## EXERCISE DIRECTIONS:
Write out each line from the data below that includes the word "Frequency".

(Records about charts and figures)
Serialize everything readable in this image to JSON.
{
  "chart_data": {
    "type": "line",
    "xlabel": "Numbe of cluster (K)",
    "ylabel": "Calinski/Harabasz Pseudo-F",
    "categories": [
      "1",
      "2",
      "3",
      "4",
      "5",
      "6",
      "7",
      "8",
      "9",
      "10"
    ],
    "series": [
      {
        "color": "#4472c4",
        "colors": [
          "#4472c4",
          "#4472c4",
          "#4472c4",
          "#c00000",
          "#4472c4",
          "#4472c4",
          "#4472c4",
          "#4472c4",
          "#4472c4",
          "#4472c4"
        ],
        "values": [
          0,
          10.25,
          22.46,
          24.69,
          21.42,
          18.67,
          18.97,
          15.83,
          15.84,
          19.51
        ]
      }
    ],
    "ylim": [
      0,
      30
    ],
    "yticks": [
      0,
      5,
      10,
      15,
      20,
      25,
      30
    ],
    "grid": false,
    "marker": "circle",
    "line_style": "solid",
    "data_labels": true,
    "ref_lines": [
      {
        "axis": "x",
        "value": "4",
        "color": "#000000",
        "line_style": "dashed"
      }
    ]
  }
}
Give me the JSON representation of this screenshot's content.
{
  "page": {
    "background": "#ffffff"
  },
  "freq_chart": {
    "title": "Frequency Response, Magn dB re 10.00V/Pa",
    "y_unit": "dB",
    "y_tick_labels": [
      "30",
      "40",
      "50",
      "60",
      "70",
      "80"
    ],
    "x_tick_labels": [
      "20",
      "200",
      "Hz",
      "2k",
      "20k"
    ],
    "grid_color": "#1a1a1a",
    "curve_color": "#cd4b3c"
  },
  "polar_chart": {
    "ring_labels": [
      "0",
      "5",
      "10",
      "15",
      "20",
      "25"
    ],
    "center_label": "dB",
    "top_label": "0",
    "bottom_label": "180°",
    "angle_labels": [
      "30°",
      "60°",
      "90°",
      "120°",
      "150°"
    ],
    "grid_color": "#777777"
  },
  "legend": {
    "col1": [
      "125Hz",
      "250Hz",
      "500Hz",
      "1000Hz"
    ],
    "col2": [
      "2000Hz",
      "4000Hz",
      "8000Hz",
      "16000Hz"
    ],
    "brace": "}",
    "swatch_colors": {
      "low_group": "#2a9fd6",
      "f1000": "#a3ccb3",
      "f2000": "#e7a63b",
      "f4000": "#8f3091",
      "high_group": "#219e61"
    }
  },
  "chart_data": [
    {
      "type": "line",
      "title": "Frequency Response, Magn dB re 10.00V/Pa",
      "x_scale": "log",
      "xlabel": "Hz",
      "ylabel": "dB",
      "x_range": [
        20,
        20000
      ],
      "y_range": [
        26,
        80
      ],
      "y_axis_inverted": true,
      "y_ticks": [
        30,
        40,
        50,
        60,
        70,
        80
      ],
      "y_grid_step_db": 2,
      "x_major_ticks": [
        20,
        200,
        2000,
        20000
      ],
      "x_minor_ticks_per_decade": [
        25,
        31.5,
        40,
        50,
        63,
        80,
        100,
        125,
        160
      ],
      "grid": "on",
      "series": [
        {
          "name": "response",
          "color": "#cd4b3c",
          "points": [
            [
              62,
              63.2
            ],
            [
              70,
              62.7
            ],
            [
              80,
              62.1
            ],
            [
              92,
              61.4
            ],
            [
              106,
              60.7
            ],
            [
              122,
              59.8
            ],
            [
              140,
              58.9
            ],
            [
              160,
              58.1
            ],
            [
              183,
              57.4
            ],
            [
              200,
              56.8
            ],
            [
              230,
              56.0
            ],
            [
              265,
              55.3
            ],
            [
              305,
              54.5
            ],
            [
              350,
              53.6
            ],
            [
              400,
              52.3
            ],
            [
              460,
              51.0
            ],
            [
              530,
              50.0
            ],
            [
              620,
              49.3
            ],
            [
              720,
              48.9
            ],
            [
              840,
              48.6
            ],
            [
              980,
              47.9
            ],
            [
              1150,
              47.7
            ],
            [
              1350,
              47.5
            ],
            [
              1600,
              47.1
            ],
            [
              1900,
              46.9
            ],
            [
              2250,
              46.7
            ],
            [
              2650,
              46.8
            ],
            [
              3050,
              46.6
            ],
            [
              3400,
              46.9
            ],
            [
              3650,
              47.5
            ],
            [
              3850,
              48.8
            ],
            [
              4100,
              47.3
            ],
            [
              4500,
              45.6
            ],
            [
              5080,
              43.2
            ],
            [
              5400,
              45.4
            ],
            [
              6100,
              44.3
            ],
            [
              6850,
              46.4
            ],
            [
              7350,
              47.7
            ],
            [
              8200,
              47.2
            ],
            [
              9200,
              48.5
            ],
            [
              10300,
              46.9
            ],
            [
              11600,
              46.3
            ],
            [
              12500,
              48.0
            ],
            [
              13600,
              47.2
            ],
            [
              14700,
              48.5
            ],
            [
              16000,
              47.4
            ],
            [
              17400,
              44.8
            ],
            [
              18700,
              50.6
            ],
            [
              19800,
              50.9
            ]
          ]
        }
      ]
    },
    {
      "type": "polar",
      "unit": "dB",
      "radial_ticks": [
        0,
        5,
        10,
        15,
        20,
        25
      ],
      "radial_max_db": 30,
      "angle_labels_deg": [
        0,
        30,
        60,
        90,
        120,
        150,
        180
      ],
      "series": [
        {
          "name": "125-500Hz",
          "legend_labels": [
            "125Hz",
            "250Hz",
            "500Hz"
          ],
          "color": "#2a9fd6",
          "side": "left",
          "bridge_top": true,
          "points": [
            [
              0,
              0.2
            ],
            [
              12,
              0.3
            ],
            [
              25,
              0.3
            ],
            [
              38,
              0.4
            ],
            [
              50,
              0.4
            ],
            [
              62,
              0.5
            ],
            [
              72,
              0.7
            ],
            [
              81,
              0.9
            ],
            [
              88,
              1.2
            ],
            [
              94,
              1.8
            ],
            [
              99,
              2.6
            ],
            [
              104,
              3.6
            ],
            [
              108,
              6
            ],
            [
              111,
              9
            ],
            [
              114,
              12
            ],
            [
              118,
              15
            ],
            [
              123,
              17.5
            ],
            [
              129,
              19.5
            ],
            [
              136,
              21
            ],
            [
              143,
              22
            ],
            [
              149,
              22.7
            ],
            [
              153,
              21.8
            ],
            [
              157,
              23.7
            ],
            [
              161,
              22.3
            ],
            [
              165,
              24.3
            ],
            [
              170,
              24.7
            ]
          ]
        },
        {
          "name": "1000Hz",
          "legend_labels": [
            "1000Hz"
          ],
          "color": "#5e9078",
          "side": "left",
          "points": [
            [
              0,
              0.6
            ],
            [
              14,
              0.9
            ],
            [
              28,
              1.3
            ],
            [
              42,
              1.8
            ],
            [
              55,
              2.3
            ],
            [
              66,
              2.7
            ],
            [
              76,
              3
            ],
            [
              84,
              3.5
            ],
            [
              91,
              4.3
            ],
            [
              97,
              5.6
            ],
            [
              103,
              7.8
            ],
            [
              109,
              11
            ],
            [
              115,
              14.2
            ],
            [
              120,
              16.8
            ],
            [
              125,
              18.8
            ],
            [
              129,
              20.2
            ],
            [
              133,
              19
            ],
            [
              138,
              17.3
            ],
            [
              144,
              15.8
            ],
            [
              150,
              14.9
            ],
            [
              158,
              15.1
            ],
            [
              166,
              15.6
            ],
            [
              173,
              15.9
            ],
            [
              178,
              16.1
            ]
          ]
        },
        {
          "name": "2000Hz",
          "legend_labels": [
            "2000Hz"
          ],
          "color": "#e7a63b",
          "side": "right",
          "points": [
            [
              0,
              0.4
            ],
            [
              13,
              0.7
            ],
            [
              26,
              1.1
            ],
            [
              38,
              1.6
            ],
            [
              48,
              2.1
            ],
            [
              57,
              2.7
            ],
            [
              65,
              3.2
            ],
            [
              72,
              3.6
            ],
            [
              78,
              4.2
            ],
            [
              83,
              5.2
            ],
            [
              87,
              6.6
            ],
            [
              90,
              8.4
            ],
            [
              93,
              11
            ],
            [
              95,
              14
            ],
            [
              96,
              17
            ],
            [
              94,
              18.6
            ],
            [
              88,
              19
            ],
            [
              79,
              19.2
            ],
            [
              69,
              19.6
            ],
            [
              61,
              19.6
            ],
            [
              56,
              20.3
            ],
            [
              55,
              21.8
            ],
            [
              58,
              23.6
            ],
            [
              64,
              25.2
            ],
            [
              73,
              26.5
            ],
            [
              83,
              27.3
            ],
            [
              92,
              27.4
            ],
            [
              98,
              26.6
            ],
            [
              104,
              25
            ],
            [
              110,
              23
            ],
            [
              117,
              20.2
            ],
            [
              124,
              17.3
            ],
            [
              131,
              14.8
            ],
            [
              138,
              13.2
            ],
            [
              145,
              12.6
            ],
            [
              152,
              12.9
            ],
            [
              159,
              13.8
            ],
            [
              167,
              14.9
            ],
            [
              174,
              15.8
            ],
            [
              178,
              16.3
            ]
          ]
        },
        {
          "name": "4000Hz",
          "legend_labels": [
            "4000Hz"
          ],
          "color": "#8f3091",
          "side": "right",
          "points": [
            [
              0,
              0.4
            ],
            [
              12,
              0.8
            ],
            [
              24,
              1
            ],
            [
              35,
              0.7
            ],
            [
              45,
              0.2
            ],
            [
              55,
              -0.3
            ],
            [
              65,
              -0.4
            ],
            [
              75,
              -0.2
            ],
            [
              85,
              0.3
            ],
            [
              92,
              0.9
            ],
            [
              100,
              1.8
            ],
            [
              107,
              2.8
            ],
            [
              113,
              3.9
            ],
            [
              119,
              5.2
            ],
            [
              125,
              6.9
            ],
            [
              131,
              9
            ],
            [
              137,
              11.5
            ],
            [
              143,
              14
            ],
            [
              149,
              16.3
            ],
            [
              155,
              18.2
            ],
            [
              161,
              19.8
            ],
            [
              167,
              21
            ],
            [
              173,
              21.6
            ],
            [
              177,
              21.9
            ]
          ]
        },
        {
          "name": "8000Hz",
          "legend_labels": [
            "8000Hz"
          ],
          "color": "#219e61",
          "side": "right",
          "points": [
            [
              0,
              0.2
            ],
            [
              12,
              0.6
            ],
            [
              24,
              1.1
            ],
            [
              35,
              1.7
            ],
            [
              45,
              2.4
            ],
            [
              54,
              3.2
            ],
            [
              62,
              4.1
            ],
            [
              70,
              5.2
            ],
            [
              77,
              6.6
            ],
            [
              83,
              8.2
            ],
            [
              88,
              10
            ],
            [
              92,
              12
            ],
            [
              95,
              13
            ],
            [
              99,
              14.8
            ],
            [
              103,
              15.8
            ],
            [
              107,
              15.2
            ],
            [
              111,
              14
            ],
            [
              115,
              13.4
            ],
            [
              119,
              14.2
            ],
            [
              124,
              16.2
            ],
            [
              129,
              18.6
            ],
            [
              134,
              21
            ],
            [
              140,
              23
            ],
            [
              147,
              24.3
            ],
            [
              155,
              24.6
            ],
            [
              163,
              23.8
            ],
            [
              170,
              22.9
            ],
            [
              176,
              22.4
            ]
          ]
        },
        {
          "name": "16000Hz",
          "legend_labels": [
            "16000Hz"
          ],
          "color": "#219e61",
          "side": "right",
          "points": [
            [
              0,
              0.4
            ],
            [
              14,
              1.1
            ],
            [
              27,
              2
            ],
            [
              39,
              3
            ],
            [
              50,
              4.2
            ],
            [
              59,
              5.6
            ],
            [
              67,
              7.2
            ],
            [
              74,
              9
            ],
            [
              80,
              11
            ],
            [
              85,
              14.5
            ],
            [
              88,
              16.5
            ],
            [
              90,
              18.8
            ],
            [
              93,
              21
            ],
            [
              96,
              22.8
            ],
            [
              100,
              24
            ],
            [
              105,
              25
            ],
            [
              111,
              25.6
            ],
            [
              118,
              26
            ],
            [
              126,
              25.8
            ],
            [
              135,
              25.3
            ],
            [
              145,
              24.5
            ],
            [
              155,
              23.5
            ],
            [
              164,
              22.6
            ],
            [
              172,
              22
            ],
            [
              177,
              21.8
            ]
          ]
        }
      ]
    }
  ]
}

## ANSWER TO THE EXERCISE:
    "title": "Frequency Response, Magn dB re 10.00V/Pa",
      "title": "Frequency Response, Magn dB re 10.00V/Pa",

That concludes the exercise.